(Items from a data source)
- - -
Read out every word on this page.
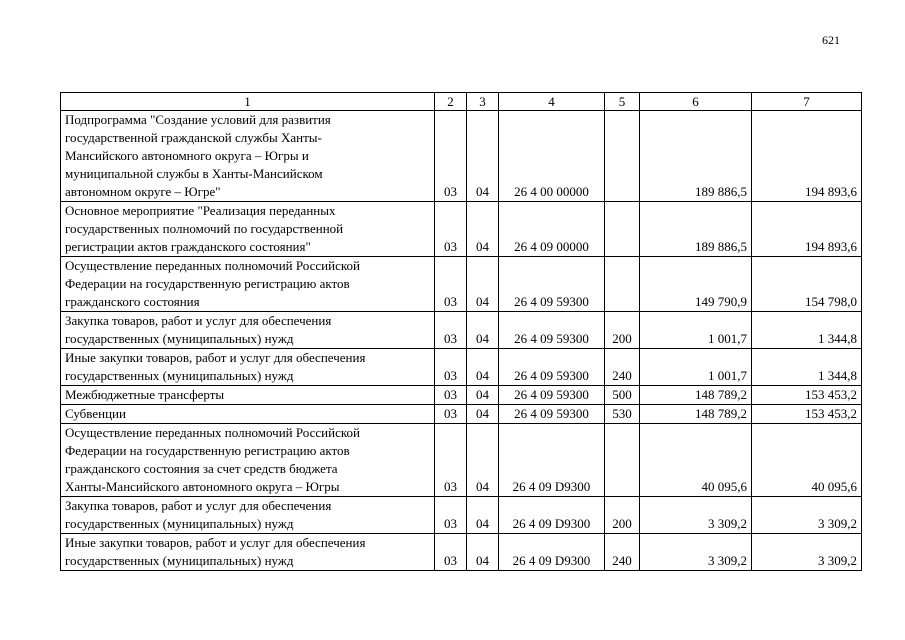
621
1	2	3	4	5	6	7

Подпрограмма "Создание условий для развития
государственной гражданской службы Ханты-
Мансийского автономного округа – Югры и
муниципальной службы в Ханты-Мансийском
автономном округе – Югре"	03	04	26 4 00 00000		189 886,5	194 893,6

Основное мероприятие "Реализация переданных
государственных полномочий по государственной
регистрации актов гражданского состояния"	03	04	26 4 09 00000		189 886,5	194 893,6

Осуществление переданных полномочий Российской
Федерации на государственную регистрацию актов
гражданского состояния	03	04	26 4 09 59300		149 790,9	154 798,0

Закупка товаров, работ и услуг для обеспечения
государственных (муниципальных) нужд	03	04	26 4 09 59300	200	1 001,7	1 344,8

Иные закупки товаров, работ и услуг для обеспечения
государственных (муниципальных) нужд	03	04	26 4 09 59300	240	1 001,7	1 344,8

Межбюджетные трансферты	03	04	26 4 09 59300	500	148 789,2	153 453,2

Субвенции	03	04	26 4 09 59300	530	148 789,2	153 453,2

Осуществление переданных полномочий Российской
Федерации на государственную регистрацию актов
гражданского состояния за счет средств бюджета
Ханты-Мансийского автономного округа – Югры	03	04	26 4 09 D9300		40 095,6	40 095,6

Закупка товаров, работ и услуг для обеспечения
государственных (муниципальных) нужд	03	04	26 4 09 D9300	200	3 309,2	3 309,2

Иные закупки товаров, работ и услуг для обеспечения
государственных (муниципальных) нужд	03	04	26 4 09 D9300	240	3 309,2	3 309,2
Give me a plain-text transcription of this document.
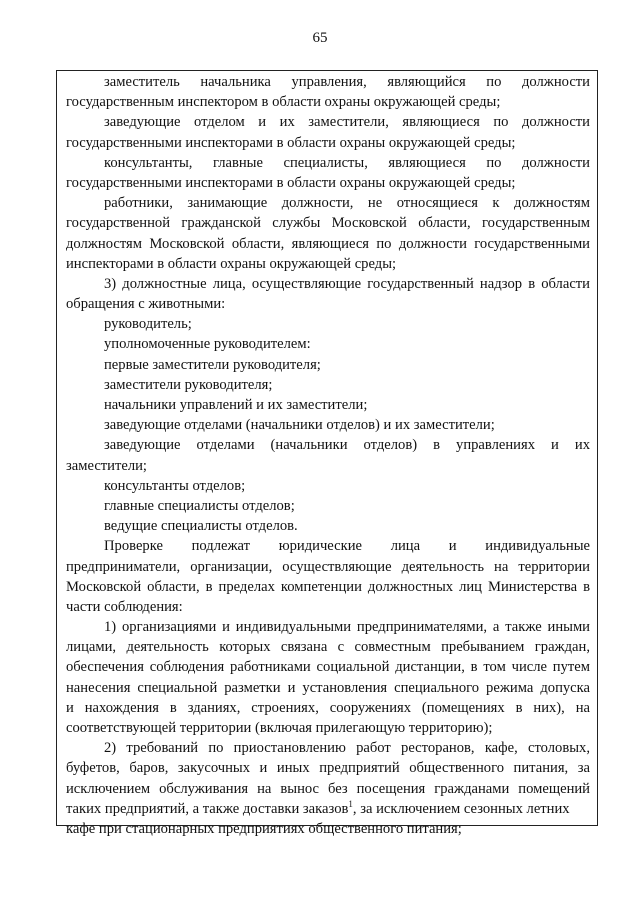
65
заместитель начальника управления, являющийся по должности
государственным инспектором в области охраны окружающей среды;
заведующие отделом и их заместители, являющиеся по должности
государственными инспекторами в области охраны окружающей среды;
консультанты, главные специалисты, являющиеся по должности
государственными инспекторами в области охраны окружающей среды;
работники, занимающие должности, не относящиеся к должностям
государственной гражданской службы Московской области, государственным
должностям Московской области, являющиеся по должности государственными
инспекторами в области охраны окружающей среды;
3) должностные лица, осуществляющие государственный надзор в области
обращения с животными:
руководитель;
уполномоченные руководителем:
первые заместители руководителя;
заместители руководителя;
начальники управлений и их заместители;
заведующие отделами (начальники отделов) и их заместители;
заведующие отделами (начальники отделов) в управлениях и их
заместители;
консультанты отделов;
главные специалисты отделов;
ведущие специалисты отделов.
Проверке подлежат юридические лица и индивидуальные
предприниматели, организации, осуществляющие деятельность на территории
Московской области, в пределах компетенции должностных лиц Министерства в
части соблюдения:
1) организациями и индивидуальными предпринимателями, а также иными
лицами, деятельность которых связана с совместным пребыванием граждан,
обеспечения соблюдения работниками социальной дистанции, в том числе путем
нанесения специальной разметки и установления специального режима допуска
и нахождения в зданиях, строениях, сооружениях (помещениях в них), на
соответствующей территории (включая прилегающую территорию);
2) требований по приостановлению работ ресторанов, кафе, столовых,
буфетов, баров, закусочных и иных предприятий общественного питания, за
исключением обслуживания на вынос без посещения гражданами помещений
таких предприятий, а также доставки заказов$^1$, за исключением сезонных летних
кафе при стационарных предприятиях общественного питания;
- - -
▶ **Goal**
Search the data above for the string "государственных" and copy each line that has it.

▶ **Answer to the problem**
государственных полномочий по государственной
государственных (муниципальных) нужд	03	04	26 4 09 59300	200	1 001,7	1 344,8
государственных (муниципальных) нужд	03	04	26 4 09 59300	240	1 001,7	1 344,8
государственных (муниципальных) нужд	03	04	26 4 09 D9300	200	3 309,2	3 309,2
государственных (муниципальных) нужд	03	04	26 4 09 D9300	240	3 309,2	3 309,2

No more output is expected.